(Figure collection entries)
_ _ _ _ _ _ _

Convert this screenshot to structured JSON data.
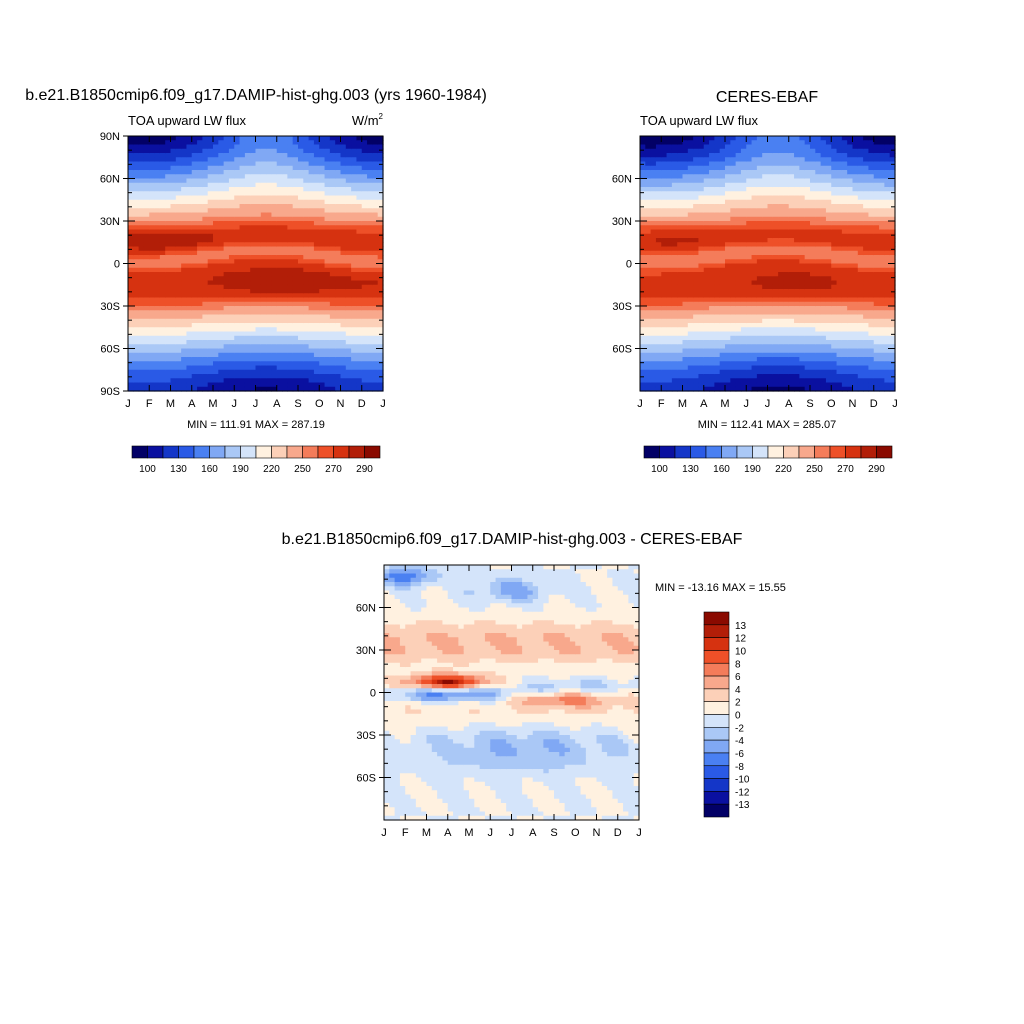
{
  "colors": {
    "model_levels": [
      "#020066",
      "#0a10a0",
      "#1436c8",
      "#2a5ae6",
      "#4a80f2",
      "#80a8f4",
      "#aac8f6",
      "#d4e4fa",
      "#fff1e0",
      "#fcd0b8",
      "#f8a88c",
      "#f47c5a",
      "#ee5028",
      "#d63210",
      "#b21e08",
      "#8a0a00"
    ],
    "diff_levels": [
      "#020066",
      "#0a10a0",
      "#1436c8",
      "#2a5ae6",
      "#4a80f2",
      "#80a8f4",
      "#aac8f6",
      "#d4e4fa",
      "#fff1e0",
      "#fcd0b8",
      "#f8a88c",
      "#f47c5a",
      "#ee5028",
      "#d63210",
      "#b21e08",
      "#8a0a00"
    ]
  },
  "chart_data": [
    {
      "type": "heatmap",
      "id": "model",
      "title": "b.e21.B1850cmip6.f09_g17.DAMIP-hist-ghg.003 (yrs 1960-1984)",
      "left_label": "TOA upward LW flux",
      "units_label": "W/m",
      "units_sup": "2",
      "x_tick_labels": [
        "J",
        "F",
        "M",
        "A",
        "M",
        "J",
        "J",
        "A",
        "S",
        "O",
        "N",
        "D",
        "J"
      ],
      "y_ticks": [
        {
          "lat": 90,
          "label": "90N"
        },
        {
          "lat": 60,
          "label": "60N"
        },
        {
          "lat": 30,
          "label": "30N"
        },
        {
          "lat": 0,
          "label": "0"
        },
        {
          "lat": -30,
          "label": "30S"
        },
        {
          "lat": -60,
          "label": "60S"
        },
        {
          "lat": -90,
          "label": "90S"
        }
      ],
      "stats": "MIN = 111.91 MAX = 287.19",
      "levels": [
        100,
        115,
        130,
        145,
        160,
        175,
        190,
        205,
        220,
        235,
        250,
        260,
        270,
        280,
        290
      ],
      "colorbar_labels": [
        {
          "level": 100,
          "label": "100"
        },
        {
          "level": 130,
          "label": "130"
        },
        {
          "level": 160,
          "label": "160"
        },
        {
          "level": 190,
          "label": "190"
        },
        {
          "level": 220,
          "label": "220"
        },
        {
          "level": 250,
          "label": "250"
        },
        {
          "level": 270,
          "label": "270"
        },
        {
          "level": 290,
          "label": "290"
        }
      ],
      "zlim": [
        111.91,
        287.19
      ]
    },
    {
      "type": "heatmap",
      "id": "obs",
      "title": "CERES-EBAF",
      "left_label": "TOA upward LW flux",
      "x_tick_labels": [
        "J",
        "F",
        "M",
        "A",
        "M",
        "J",
        "J",
        "A",
        "S",
        "O",
        "N",
        "D",
        "J"
      ],
      "y_ticks": [
        {
          "lat": 60,
          "label": "60N"
        },
        {
          "lat": 30,
          "label": "30N"
        },
        {
          "lat": 0,
          "label": "0"
        },
        {
          "lat": -30,
          "label": "30S"
        },
        {
          "lat": -60,
          "label": "60S"
        }
      ],
      "stats": "MIN = 112.41 MAX = 285.07",
      "levels": [
        100,
        115,
        130,
        145,
        160,
        175,
        190,
        205,
        220,
        235,
        250,
        260,
        270,
        280,
        290
      ],
      "colorbar_labels": [
        {
          "level": 100,
          "label": "100"
        },
        {
          "level": 130,
          "label": "130"
        },
        {
          "level": 160,
          "label": "160"
        },
        {
          "level": 190,
          "label": "190"
        },
        {
          "level": 220,
          "label": "220"
        },
        {
          "level": 250,
          "label": "250"
        },
        {
          "level": 270,
          "label": "270"
        },
        {
          "level": 290,
          "label": "290"
        }
      ],
      "zlim": [
        112.41,
        285.07
      ]
    },
    {
      "type": "heatmap",
      "id": "diff",
      "title": "b.e21.B1850cmip6.f09_g17.DAMIP-hist-ghg.003 - CERES-EBAF",
      "x_tick_labels": [
        "J",
        "F",
        "M",
        "A",
        "M",
        "J",
        "J",
        "A",
        "S",
        "O",
        "N",
        "D",
        "J"
      ],
      "y_ticks": [
        {
          "lat": 60,
          "label": "60N"
        },
        {
          "lat": 30,
          "label": "30N"
        },
        {
          "lat": 0,
          "label": "0"
        },
        {
          "lat": -30,
          "label": "30S"
        },
        {
          "lat": -60,
          "label": "60S"
        }
      ],
      "stats": "MIN = -13.16 MAX =  15.55",
      "levels": [
        -13,
        -12,
        -10,
        -8,
        -6,
        -4,
        -2,
        0,
        2,
        4,
        6,
        8,
        10,
        12,
        13
      ],
      "colorbar_labels": [
        {
          "level": 13,
          "label": "13"
        },
        {
          "level": 12,
          "label": "12"
        },
        {
          "level": 10,
          "label": "10"
        },
        {
          "level": 8,
          "label": "8"
        },
        {
          "level": 6,
          "label": "6"
        },
        {
          "level": 4,
          "label": "4"
        },
        {
          "level": 2,
          "label": "2"
        },
        {
          "level": 0,
          "label": "0"
        },
        {
          "level": -2,
          "label": "-2"
        },
        {
          "level": -4,
          "label": "-4"
        },
        {
          "level": -6,
          "label": "-6"
        },
        {
          "level": -8,
          "label": "-8"
        },
        {
          "level": -10,
          "label": "-10"
        },
        {
          "level": -12,
          "label": "-12"
        },
        {
          "level": -13,
          "label": "-13"
        }
      ],
      "zlim": [
        -13.16,
        15.55
      ]
    }
  ]
}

_ _ _ _ _ _ _

→ **Short exercise**
Quote in full the listing given above; the images are to be left out.

→ **Exercise output**
Convert this screenshot to structured JSON data.
{
  "colors": {
    "model_levels": [
      "#020066",
      "#0a10a0",
      "#1436c8",
      "#2a5ae6",
      "#4a80f2",
      "#80a8f4",
      "#aac8f6",
      "#d4e4fa",
      "#fff1e0",
      "#fcd0b8",
      "#f8a88c",
      "#f47c5a",
      "#ee5028",
      "#d63210",
      "#b21e08",
      "#8a0a00"
    ],
    "diff_levels": [
      "#020066",
      "#0a10a0",
      "#1436c8",
      "#2a5ae6",
      "#4a80f2",
      "#80a8f4",
      "#aac8f6",
      "#d4e4fa",
      "#fff1e0",
      "#fcd0b8",
      "#f8a88c",
      "#f47c5a",
      "#ee5028",
      "#d63210",
      "#b21e08",
      "#8a0a00"
    ]
  },
  "chart_data": [
    {
      "type": "heatmap",
      "id": "model",
      "title": "b.e21.B1850cmip6.f09_g17.DAMIP-hist-ghg.003 (yrs 1960-1984)",
      "left_label": "TOA upward LW flux",
      "units_label": "W/m",
      "units_sup": "2",
      "x_tick_labels": [
        "J",
        "F",
        "M",
        "A",
        "M",
        "J",
        "J",
        "A",
        "S",
        "O",
        "N",
        "D",
        "J"
      ],
      "y_ticks": [
        {
          "lat": 90,
          "label": "90N"
        },
        {
          "lat": 60,
          "label": "60N"
        },
        {
          "lat": 30,
          "label": "30N"
        },
        {
          "lat": 0,
          "label": "0"
        },
        {
          "lat": -30,
          "label": "30S"
        },
        {
          "lat": -60,
          "label": "60S"
        },
        {
          "lat": -90,
          "label": "90S"
        }
      ],
      "stats": "MIN = 111.91 MAX = 287.19",
      "levels": [
        100,
        115,
        130,
        145,
        160,
        175,
        190,
        205,
        220,
        235,
        250,
        260,
        270,
        280,
        290
      ],
      "colorbar_labels": [
        {
          "level": 100,
          "label": "100"
        },
        {
          "level": 130,
          "label": "130"
        },
        {
          "level": 160,
          "label": "160"
        },
        {
          "level": 190,
          "label": "190"
        },
        {
          "level": 220,
          "label": "220"
        },
        {
          "level": 250,
          "label": "250"
        },
        {
          "level": 270,
          "label": "270"
        },
        {
          "level": 290,
          "label": "290"
        }
      ],
      "zlim": [
        111.91,
        287.19
      ]
    },
    {
      "type": "heatmap",
      "id": "obs",
      "title": "CERES-EBAF",
      "left_label": "TOA upward LW flux",
      "x_tick_labels": [
        "J",
        "F",
        "M",
        "A",
        "M",
        "J",
        "J",
        "A",
        "S",
        "O",
        "N",
        "D",
        "J"
      ],
      "y_ticks": [
        {
          "lat": 60,
          "label": "60N"
        },
        {
          "lat": 30,
          "label": "30N"
        },
        {
          "lat": 0,
          "label": "0"
        },
        {
          "lat": -30,
          "label": "30S"
        },
        {
          "lat": -60,
          "label": "60S"
        }
      ],
      "stats": "MIN = 112.41 MAX = 285.07",
      "levels": [
        100,
        115,
        130,
        145,
        160,
        175,
        190,
        205,
        220,
        235,
        250,
        260,
        270,
        280,
        290
      ],
      "colorbar_labels": [
        {
          "level": 100,
          "label": "100"
        },
        {
          "level": 130,
          "label": "130"
        },
        {
          "level": 160,
          "label": "160"
        },
        {
          "level": 190,
          "label": "190"
        },
        {
          "level": 220,
          "label": "220"
        },
        {
          "level": 250,
          "label": "250"
        },
        {
          "level": 270,
          "label": "270"
        },
        {
          "level": 290,
          "label": "290"
        }
      ],
      "zlim": [
        112.41,
        285.07
      ]
    },
    {
      "type": "heatmap",
      "id": "diff",
      "title": "b.e21.B1850cmip6.f09_g17.DAMIP-hist-ghg.003 - CERES-EBAF",
      "x_tick_labels": [
        "J",
        "F",
        "M",
        "A",
        "M",
        "J",
        "J",
        "A",
        "S",
        "O",
        "N",
        "D",
        "J"
      ],
      "y_ticks": [
        {
          "lat": 60,
          "label": "60N"
        },
        {
          "lat": 30,
          "label": "30N"
        },
        {
          "lat": 0,
          "label": "0"
        },
        {
          "lat": -30,
          "label": "30S"
        },
        {
          "lat": -60,
          "label": "60S"
        }
      ],
      "stats": "MIN = -13.16 MAX =  15.55",
      "levels": [
        -13,
        -12,
        -10,
        -8,
        -6,
        -4,
        -2,
        0,
        2,
        4,
        6,
        8,
        10,
        12,
        13
      ],
      "colorbar_labels": [
        {
          "level": 13,
          "label": "13"
        },
        {
          "level": 12,
          "label": "12"
        },
        {
          "level": 10,
          "label": "10"
        },
        {
          "level": 8,
          "label": "8"
        },
        {
          "level": 6,
          "label": "6"
        },
        {
          "level": 4,
          "label": "4"
        },
        {
          "level": 2,
          "label": "2"
        },
        {
          "level": 0,
          "label": "0"
        },
        {
          "level": -2,
          "label": "-2"
        },
        {
          "level": -4,
          "label": "-4"
        },
        {
          "level": -6,
          "label": "-6"
        },
        {
          "level": -8,
          "label": "-8"
        },
        {
          "level": -10,
          "label": "-10"
        },
        {
          "level": -12,
          "label": "-12"
        },
        {
          "level": -13,
          "label": "-13"
        }
      ],
      "zlim": [
        -13.16,
        15.55
      ]
    }
  ]
}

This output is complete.